Once you have your house sorted out feel free to tell your parents you didnt need as much as you asked for and give it back if it makes you feel better. They may tell you to keep it anyway, giving money when you are alive may avoid inheritance tax when you die.

If your parents feel they have given you more than your brother they can give you less in their will if they want to do so. I wouldnt do that for anyone treating his sister badly because he felt entitled to my money. It's my money and my choice.

Our child used a mortgage broker, perhaps you should have done that instead of letting your brother meddle. Something to consider if you need to move again.

Sd352 · 11/11/2020 09:22

OP, house moves are stressful but your brother seems to be making it infinitely worse. Leave him be. Work with a good independent mortgage advisor if you need, sound off to a trusted friend, but stop taking your brother’s help, whether on this matter or others.

Take a deep breath, take a day or two to collect your thoughts, and then onwards.

AcornAutumn · 11/11/2020 09:22

“ The family member who has been helping and advising me every step of the way with this (because I don't have a clue about financial matters and what to say in emails) called me a stupid c* and said he hopes that I lose the house and I can sort it all out myself now.”

You need to stop dealing with person.

Okay, you didn’t know your parents would have to undergo money laundering checks, fair enough. Maybe keep a subscription to a £ newsletter or something- many are free.

Having more money is good. You can offer it back to your parents if you like, but any communication about their money, your money, should stay between you. Don’t involve this nasty git who has upset you.

My solicitor had a leaflet with all the steps. You’re doing fine.

Daisymaze · 11/11/2020 09:24

Im a but confused but going on what I've read to be the case. No, having money left in your account won't be an issue at all, they ask for certain documents during the process for money laundering purposes etc. Your brother sounds bitter, your parents are capable of deciding how much they are happy to give you. If you're worried about it just say to them, oh it turns out I don't need as much money for my deposit afterall, what would you like me to do? It's nought to do with your brother.

Fluffycloudland77 · 11/11/2020 09:26

Has it ever occurred to you that your not incapable and that you don’t need his help, and that he’s actually controlling you & enjoys the sense of power this gives him?.

* _Exercise instructions_
[A] Return the part of the forum replies about a house purchase and family money starting with "Sd352 · 11/11/2020" and going on through "and then onwards.", copied word for word.
[B] Supply the next part of the forum replies about a house purchase and family money, picking up after their last sentence.

(Stored data)
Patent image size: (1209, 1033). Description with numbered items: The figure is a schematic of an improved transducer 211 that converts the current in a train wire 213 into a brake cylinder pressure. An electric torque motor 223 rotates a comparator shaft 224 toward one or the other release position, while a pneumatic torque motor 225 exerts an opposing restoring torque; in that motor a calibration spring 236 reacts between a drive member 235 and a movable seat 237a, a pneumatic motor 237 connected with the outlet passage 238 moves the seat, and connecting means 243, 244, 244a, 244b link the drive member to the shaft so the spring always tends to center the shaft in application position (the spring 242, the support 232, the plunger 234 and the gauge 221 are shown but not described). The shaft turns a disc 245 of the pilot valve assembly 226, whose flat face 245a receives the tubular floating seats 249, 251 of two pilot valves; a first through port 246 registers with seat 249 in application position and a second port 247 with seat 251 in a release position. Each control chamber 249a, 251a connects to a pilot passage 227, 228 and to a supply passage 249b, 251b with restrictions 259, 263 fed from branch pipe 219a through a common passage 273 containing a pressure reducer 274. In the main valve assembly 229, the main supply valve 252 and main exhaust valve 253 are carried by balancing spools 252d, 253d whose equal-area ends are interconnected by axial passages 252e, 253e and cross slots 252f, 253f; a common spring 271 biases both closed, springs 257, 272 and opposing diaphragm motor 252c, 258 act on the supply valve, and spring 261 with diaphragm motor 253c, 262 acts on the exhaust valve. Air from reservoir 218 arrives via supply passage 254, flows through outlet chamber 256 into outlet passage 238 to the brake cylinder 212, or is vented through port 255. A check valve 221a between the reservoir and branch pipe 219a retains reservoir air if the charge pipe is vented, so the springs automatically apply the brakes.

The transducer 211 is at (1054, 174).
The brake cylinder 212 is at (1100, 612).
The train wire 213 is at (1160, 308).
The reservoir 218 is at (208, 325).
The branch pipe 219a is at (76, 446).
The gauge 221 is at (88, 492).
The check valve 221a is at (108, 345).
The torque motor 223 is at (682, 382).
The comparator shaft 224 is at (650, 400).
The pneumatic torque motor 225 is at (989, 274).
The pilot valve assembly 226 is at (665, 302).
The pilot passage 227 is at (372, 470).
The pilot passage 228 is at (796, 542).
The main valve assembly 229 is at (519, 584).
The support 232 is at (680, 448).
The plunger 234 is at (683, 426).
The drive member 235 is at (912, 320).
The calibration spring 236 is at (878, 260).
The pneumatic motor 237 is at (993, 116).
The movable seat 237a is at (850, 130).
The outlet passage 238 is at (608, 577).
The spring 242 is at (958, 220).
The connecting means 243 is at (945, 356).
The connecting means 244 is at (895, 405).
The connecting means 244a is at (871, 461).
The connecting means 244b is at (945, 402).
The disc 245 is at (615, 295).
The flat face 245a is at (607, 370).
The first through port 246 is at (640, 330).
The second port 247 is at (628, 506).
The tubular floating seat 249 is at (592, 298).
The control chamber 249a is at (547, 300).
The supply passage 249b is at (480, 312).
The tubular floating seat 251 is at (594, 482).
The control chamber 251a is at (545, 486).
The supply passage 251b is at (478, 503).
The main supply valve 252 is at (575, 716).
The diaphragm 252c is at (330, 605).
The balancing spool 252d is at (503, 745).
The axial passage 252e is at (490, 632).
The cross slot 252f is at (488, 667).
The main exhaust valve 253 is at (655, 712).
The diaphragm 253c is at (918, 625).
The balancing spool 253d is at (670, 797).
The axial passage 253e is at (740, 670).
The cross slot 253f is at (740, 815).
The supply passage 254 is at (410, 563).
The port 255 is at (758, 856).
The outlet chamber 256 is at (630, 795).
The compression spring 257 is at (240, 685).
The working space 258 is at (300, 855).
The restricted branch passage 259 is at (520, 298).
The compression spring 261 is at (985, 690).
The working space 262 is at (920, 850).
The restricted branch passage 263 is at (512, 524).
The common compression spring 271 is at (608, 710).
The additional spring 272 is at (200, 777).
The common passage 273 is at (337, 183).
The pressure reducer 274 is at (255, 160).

* _Results in order_
[A]
Sd352 · 11/11/2020 09:22

OP, house moves are stressful but your brother seems to be making it infinitely worse. Leave him be. Work with a good independent mortgage advisor if you need, sound off to a trusted friend, but stop taking your brother’s help, whether on this matter or others.

Take a deep breath, take a day or two to collect your thoughts, and then onwards.

[B]
He was already massively overstepping boundaries getting so involved in your house purchase but then he said he hopes you lose it and called you a cunt for good measure? That’s not the sign of being a good person at all & I think he’s just pissed you’ve got your parents contribution & it’s less for him 5o inherit one day.

He’s keeping you down on purpose.

Imanidiot20 · 11/11/2020 09:26

Yes I was a bit Hmm about him asking about money for the wedding because he's on a very high salary. But her parents were contributing so I guess he wanted to see if ours would do the same?

I'm married but buying the house myself. DH is here on a visa so we couldn't get a mortgage together also he has a property in his home country he pays for. Also the relationship is a bit - wobbly - I guess from time to time - so I didn't want him to be involved, plus all his extra money is tied up in shares etc so that would take time to sort.

I've not even told any of my friends about this house purchase as (or the family illness, been told to keep quiet about that) so I'm feeling quite alone in having someone to share things with - good and bad - that's outside of family. Could do with a break, I just feel like escaping for a bit but don't want to waste money on frivolous stuff.

OP posts:
scoobydoo1971 · 11/11/2020 09:30

I believe that some mortgage companies are not allowing loans where the deposit has been part-funded through the bank of mum and dad. I think you need to check with your broker for the best deal. Personally I would dump your parent contribution and your own savings into the deposit offering to any buyer. Frankly at the point where your mortgage is accepted, and you have completed sale on a property, you are paying interest in the balance of the loan. The lower the loan, the quicker it is settled.